> [Goal] Would you quote every entry exactly, dropping only the pictures?

• • • •

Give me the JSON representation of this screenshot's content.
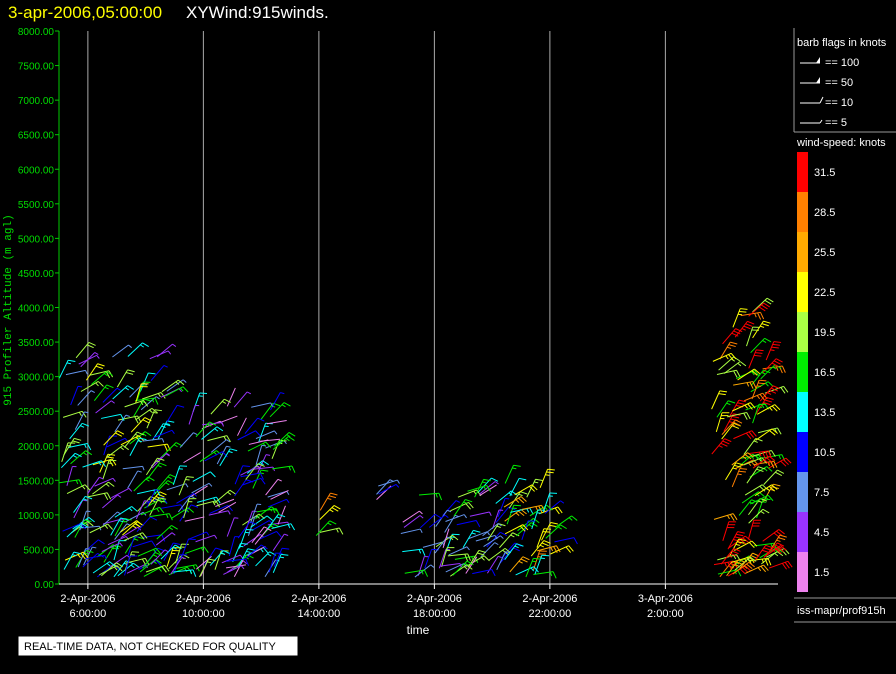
{
  "header": {
    "timestamp": "3-apr-2006,05:00:00",
    "title": "XYWind:915winds."
  },
  "footer": {
    "disclaimer": "REAL-TIME DATA, NOT CHECKED FOR QUALITY",
    "source": "iss-mapr/prof915h"
  },
  "legend": {
    "barb_title": "barb flags in knots",
    "barb_items": [
      {
        "label": "== 100",
        "kind": "pennant"
      },
      {
        "label": "== 50",
        "kind": "flag"
      },
      {
        "label": "== 10",
        "kind": "full"
      },
      {
        "label": "== 5",
        "kind": "half"
      }
    ],
    "speed_title": "wind-speed: knots",
    "speed_bins": [
      {
        "label": "31.5",
        "color": "#ff0000"
      },
      {
        "label": "28.5",
        "color": "#ff8000"
      },
      {
        "label": "25.5",
        "color": "#ffaa00"
      },
      {
        "label": "22.5",
        "color": "#ffff00"
      },
      {
        "label": "19.5",
        "color": "#aaff44"
      },
      {
        "label": "16.5",
        "color": "#00ee00"
      },
      {
        "label": "13.5",
        "color": "#00ffff"
      },
      {
        "label": "10.5",
        "color": "#0000ff"
      },
      {
        "label": "7.5",
        "color": "#6495ed"
      },
      {
        "label": "4.5",
        "color": "#9933ff"
      },
      {
        "label": "1.5",
        "color": "#ee82ee"
      }
    ]
  },
  "chart_data": {
    "type": "scatter",
    "title": "XYWind:915winds.",
    "ylabel": "915 Profiler Altitude (m agl)",
    "xlabel": "time",
    "ylim": [
      0,
      8000
    ],
    "yticks": [
      "0.00",
      "500.00",
      "1000.00",
      "1500.00",
      "2000.00",
      "2500.00",
      "3000.00",
      "3500.00",
      "4000.00",
      "4500.00",
      "5000.00",
      "5500.00",
      "6000.00",
      "6500.00",
      "7000.00",
      "7500.00",
      "8000.00"
    ],
    "xticks": [
      {
        "date": "2-Apr-2006",
        "time": "6:00:00"
      },
      {
        "date": "2-Apr-2006",
        "time": "10:00:00"
      },
      {
        "date": "2-Apr-2006",
        "time": "14:00:00"
      },
      {
        "date": "2-Apr-2006",
        "time": "18:00:00"
      },
      {
        "date": "2-Apr-2006",
        "time": "22:00:00"
      },
      {
        "date": "3-Apr-2006",
        "time": "2:00:00"
      }
    ],
    "xlim_hours": [
      5.0,
      29.9
    ],
    "grid": "vertical",
    "wind_barb_groups": [
      {
        "hours": [
          5.0,
          8.8
        ],
        "alt_range": [
          100,
          3300
        ],
        "typical_speed_kt": 13
      },
      {
        "hours": [
          8.8,
          12.6
        ],
        "alt_range": [
          100,
          2600
        ],
        "typical_speed_kt": 10
      },
      {
        "hours": [
          13.9,
          14.2
        ],
        "alt_range": [
          700,
          1100
        ],
        "typical_speed_kt": 19
      },
      {
        "hours": [
          15.7,
          16.1
        ],
        "alt_range": [
          1200,
          1600
        ],
        "typical_speed_kt": 5
      },
      {
        "hours": [
          16.8,
          20.4
        ],
        "alt_range": [
          100,
          1400
        ],
        "typical_speed_kt": 11
      },
      {
        "hours": [
          20.4,
          22.3
        ],
        "alt_range": [
          100,
          1500
        ],
        "typical_speed_kt": 18
      },
      {
        "hours": [
          27.6,
          29.6
        ],
        "alt_range": [
          100,
          4000
        ],
        "typical_speed_kt": 25
      }
    ]
  }
}
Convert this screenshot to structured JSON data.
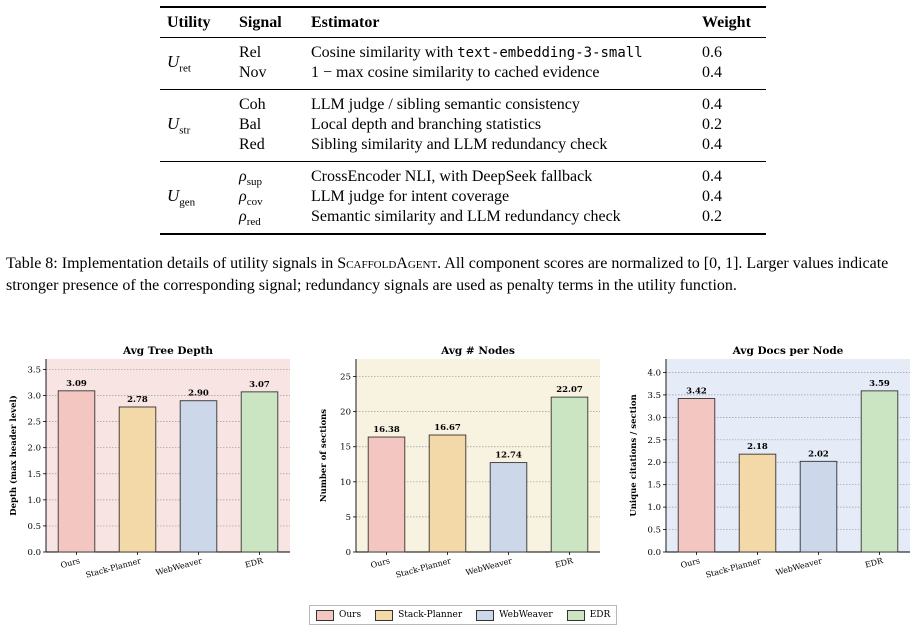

• • • •

> [Output]
Give me the JSON representation of this screenshot's content.
{
  "header": {
    "timestamp": "3-apr-2006,05:00:00",
    "title": "XYWind:915winds."
  },
  "footer": {
    "disclaimer": "REAL-TIME DATA, NOT CHECKED FOR QUALITY",
    "source": "iss-mapr/prof915h"
  },
  "legend": {
    "barb_title": "barb flags in knots",
    "barb_items": [
      {
        "label": "== 100",
        "kind": "pennant"
      },
      {
        "label": "== 50",
        "kind": "flag"
      },
      {
        "label": "== 10",
        "kind": "full"
      },
      {
        "label": "== 5",
        "kind": "half"
      }
    ],
    "speed_title": "wind-speed: knots",
    "speed_bins": [
      {
        "label": "31.5",
        "color": "#ff0000"
      },
      {
        "label": "28.5",
        "color": "#ff8000"
      },
      {
        "label": "25.5",
        "color": "#ffaa00"
      },
      {
        "label": "22.5",
        "color": "#ffff00"
      },
      {
        "label": "19.5",
        "color": "#aaff44"
      },
      {
        "label": "16.5",
        "color": "#00ee00"
      },
      {
        "label": "13.5",
        "color": "#00ffff"
      },
      {
        "label": "10.5",
        "color": "#0000ff"
      },
      {
        "label": "7.5",
        "color": "#6495ed"
      },
      {
        "label": "4.5",
        "color": "#9933ff"
      },
      {
        "label": "1.5",
        "color": "#ee82ee"
      }
    ]
  },
  "chart_data": {
    "type": "scatter",
    "title": "XYWind:915winds.",
    "ylabel": "915 Profiler Altitude (m agl)",
    "xlabel": "time",
    "ylim": [
      0,
      8000
    ],
    "yticks": [
      "0.00",
      "500.00",
      "1000.00",
      "1500.00",
      "2000.00",
      "2500.00",
      "3000.00",
      "3500.00",
      "4000.00",
      "4500.00",
      "5000.00",
      "5500.00",
      "6000.00",
      "6500.00",
      "7000.00",
      "7500.00",
      "8000.00"
    ],
    "xticks": [
      {
        "date": "2-Apr-2006",
        "time": "6:00:00"
      },
      {
        "date": "2-Apr-2006",
        "time": "10:00:00"
      },
      {
        "date": "2-Apr-2006",
        "time": "14:00:00"
      },
      {
        "date": "2-Apr-2006",
        "time": "18:00:00"
      },
      {
        "date": "2-Apr-2006",
        "time": "22:00:00"
      },
      {
        "date": "3-Apr-2006",
        "time": "2:00:00"
      }
    ],
    "xlim_hours": [
      5.0,
      29.9
    ],
    "grid": "vertical",
    "wind_barb_groups": [
      {
        "hours": [
          5.0,
          8.8
        ],
        "alt_range": [
          100,
          3300
        ],
        "typical_speed_kt": 13
      },
      {
        "hours": [
          8.8,
          12.6
        ],
        "alt_range": [
          100,
          2600
        ],
        "typical_speed_kt": 10
      },
      {
        "hours": [
          13.9,
          14.2
        ],
        "alt_range": [
          700,
          1100
        ],
        "typical_speed_kt": 19
      },
      {
        "hours": [
          15.7,
          16.1
        ],
        "alt_range": [
          1200,
          1600
        ],
        "typical_speed_kt": 5
      },
      {
        "hours": [
          16.8,
          20.4
        ],
        "alt_range": [
          100,
          1400
        ],
        "typical_speed_kt": 11
      },
      {
        "hours": [
          20.4,
          22.3
        ],
        "alt_range": [
          100,
          1500
        ],
        "typical_speed_kt": 18
      },
      {
        "hours": [
          27.6,
          29.6
        ],
        "alt_range": [
          100,
          4000
        ],
        "typical_speed_kt": 25
      }
    ]
  }
}
Convert this screenshot to structured JSON data.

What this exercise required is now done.